#### [Task prompt]
Reproduce every line of the listing below, substituting "value-label" for each occurrence of "data-label" and leaving everything else unchanged. Omit the pictures.

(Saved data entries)
┌──
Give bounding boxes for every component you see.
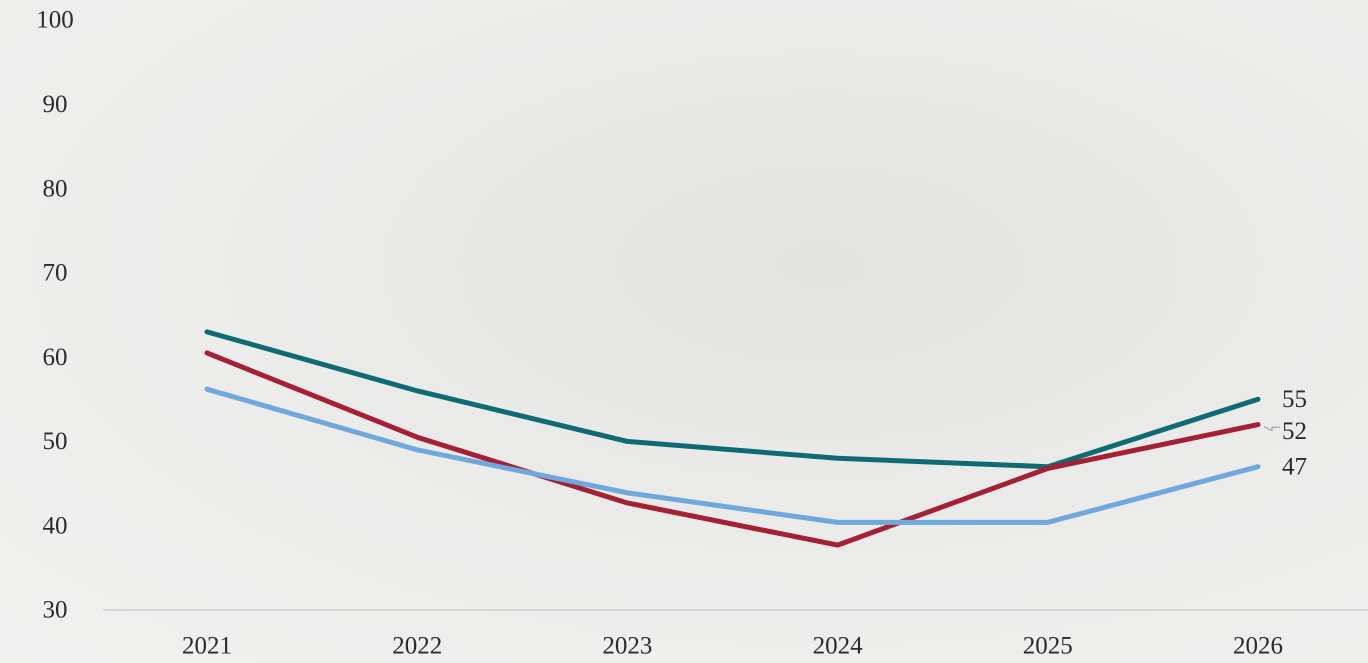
data-label: 55 <box>1282 386 1307 413</box>
data-label: 52 <box>1282 418 1307 445</box>
y-tick-label: 50 <box>43 428 68 455</box>
x-tick-label: 2022 <box>392 633 442 660</box>
x-tick-label: 2025 <box>1023 633 1073 660</box>
y-tick-label: 30 <box>43 597 68 624</box>
x-tick-label: 2023 <box>602 633 652 660</box>
chart: 30 40 50 60 70 80 90 100 2021 2022 2023 2024 2025 202… <box>0 0 1368 663</box>
x-tick-label: 2026 <box>1233 633 1283 660</box>
x-tick-label: 2024 <box>813 633 864 660</box>
y-tick-label: 80 <box>43 175 68 202</box>
y-tick-label: 60 <box>43 344 68 371</box>
y-tick-label: 100 <box>36 7 74 34</box>
x-tick-label: 2021 <box>182 633 232 660</box>
page: 30 40 50 60 70 80 90 100 2021 2022 2023 2024 2025 202… <box>0 0 1368 663</box>
label-leader <box>1264 427 1280 431</box>
data-label: 47 <box>1282 453 1307 480</box>
line-series <box>207 332 1258 467</box>
y-tick-label: 90 <box>43 91 68 118</box>
y-tick-label: 70 <box>43 260 68 287</box>
y-tick-label: 40 <box>43 512 68 539</box>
└──
#### [Result]
Give bounding boxes for every component you see.
value-label: 55 <box>1282 386 1307 413</box>
value-label: 52 <box>1282 418 1307 445</box>
y-tick-label: 50 <box>43 428 68 455</box>
x-tick-label: 2022 <box>392 633 442 660</box>
x-tick-label: 2025 <box>1023 633 1073 660</box>
y-tick-label: 30 <box>43 597 68 624</box>
x-tick-label: 2023 <box>602 633 652 660</box>
chart: 30 40 50 60 70 80 90 100 2021 2022 2023 2024 2025 202… <box>0 0 1368 663</box>
x-tick-label: 2026 <box>1233 633 1283 660</box>
x-tick-label: 2024 <box>813 633 864 660</box>
y-tick-label: 80 <box>43 175 68 202</box>
y-tick-label: 60 <box>43 344 68 371</box>
y-tick-label: 100 <box>36 7 74 34</box>
x-tick-label: 2021 <box>182 633 232 660</box>
page: 30 40 50 60 70 80 90 100 2021 2022 2023 2024 2025 202… <box>0 0 1368 663</box>
label-leader <box>1264 427 1280 431</box>
value-label: 47 <box>1282 453 1307 480</box>
line-series <box>207 332 1258 467</box>
y-tick-label: 90 <box>43 91 68 118</box>
y-tick-label: 70 <box>43 260 68 287</box>
y-tick-label: 40 <box>43 512 68 539</box>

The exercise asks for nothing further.